- _WORK TO DO_:
Identify the lines holding "основного" and copy them.

━━━━━ SOURCE DATA ━━━━━

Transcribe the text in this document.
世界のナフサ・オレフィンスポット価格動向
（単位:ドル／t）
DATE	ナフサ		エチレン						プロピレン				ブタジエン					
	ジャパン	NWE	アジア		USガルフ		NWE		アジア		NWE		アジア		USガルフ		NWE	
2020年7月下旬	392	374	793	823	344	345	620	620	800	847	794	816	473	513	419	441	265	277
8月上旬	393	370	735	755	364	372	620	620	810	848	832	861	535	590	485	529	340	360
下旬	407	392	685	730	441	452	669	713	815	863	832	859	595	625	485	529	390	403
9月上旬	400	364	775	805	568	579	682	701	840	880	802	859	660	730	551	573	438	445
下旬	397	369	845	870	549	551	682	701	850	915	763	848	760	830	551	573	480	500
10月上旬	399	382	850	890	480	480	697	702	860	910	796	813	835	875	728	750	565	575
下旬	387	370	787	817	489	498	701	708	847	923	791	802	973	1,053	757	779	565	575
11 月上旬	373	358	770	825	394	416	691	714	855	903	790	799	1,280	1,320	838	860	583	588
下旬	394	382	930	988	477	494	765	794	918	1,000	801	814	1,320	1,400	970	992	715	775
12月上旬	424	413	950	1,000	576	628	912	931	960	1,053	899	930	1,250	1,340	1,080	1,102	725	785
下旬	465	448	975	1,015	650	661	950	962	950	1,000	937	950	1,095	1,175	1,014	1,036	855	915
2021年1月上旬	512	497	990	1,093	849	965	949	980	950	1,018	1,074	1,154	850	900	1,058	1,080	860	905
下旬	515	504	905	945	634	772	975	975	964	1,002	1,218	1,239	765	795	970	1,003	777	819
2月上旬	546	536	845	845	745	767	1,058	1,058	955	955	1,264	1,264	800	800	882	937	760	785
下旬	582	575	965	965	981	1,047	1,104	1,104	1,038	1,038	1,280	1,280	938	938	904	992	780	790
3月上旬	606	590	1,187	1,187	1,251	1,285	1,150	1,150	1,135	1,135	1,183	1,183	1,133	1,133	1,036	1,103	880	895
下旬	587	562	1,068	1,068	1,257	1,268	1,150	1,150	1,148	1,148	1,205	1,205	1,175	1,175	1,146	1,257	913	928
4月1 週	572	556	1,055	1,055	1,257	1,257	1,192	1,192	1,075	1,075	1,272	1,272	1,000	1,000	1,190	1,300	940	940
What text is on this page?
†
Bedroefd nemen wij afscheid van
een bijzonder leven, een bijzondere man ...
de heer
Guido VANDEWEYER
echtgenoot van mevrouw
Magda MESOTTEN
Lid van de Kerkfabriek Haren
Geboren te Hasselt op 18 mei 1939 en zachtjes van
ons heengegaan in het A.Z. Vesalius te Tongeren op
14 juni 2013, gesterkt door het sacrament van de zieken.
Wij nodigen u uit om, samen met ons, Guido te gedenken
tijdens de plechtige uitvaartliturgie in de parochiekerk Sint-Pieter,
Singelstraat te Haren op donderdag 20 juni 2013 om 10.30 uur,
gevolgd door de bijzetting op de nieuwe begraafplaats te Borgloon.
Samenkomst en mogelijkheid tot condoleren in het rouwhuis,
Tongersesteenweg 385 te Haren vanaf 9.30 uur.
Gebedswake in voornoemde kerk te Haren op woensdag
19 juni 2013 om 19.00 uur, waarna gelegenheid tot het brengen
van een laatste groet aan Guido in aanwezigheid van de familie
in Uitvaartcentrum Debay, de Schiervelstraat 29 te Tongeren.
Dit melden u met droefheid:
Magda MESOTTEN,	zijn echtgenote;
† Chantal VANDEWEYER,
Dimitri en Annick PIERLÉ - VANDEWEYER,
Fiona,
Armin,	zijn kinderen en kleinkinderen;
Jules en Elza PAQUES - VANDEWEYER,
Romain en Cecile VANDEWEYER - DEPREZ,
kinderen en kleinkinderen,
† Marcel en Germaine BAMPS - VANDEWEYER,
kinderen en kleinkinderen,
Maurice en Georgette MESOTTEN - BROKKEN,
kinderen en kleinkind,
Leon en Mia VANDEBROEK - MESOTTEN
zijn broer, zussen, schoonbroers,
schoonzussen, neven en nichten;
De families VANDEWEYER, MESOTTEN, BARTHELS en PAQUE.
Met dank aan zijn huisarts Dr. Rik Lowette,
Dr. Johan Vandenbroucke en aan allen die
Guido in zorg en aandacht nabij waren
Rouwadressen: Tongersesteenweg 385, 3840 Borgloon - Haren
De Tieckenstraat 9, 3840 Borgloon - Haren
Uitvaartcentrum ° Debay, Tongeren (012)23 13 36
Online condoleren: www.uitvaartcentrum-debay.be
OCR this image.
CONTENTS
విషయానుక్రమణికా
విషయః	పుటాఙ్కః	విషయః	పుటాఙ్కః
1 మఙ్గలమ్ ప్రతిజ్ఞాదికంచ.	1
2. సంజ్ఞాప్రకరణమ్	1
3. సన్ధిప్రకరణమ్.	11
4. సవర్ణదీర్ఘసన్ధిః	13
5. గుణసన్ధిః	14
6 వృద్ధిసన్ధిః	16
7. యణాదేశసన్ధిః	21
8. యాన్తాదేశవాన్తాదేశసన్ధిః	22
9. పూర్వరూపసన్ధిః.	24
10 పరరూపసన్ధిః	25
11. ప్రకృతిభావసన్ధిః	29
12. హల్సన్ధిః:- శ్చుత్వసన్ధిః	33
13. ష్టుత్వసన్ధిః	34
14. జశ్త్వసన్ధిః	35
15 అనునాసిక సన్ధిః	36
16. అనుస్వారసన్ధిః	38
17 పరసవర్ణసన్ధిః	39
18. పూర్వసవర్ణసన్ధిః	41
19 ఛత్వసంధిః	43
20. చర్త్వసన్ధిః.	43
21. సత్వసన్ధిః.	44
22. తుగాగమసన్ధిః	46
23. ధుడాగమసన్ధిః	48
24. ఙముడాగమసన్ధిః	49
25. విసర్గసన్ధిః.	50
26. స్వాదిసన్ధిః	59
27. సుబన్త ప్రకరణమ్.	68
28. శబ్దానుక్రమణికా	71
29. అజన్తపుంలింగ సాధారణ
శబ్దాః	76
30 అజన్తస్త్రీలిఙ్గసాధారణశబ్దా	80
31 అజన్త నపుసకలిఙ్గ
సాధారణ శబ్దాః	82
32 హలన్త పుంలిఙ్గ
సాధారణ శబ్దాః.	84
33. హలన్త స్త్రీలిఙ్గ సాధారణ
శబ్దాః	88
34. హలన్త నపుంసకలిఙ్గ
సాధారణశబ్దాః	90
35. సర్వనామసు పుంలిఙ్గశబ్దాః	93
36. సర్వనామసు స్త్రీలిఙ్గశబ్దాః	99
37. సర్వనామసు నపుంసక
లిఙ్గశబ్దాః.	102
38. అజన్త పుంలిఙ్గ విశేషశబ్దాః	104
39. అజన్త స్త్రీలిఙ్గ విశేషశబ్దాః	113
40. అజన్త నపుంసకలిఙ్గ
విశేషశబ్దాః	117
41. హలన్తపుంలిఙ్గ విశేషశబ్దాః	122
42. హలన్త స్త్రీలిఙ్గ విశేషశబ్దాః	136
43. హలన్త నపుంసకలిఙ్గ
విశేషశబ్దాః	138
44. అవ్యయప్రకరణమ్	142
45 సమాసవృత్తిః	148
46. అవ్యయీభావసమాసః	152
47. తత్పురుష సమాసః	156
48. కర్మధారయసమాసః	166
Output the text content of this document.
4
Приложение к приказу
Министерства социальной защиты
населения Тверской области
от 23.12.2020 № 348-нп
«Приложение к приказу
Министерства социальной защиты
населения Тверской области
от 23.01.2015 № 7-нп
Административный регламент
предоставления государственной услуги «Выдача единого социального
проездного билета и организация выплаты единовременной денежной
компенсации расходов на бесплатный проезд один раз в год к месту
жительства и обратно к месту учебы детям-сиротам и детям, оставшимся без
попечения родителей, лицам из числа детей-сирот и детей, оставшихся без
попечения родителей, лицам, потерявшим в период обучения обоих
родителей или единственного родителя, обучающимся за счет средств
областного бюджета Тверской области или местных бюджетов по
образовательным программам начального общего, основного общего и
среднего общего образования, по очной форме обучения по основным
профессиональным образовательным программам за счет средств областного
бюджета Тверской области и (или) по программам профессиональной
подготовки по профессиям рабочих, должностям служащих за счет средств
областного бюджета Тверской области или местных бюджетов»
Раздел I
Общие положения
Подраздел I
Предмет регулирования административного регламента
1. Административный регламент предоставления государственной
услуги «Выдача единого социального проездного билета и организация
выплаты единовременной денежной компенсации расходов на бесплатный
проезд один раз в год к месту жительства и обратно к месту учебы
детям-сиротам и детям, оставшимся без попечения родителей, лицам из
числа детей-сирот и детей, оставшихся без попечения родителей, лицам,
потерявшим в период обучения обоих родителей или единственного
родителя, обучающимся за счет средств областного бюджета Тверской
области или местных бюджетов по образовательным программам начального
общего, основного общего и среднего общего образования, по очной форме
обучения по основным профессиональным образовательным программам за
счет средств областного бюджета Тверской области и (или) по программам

━━━━━

- _THE RESULT_:
образовательным программам начального общего, основного общего и
общего, основного общего и среднего общего образования, по очной форме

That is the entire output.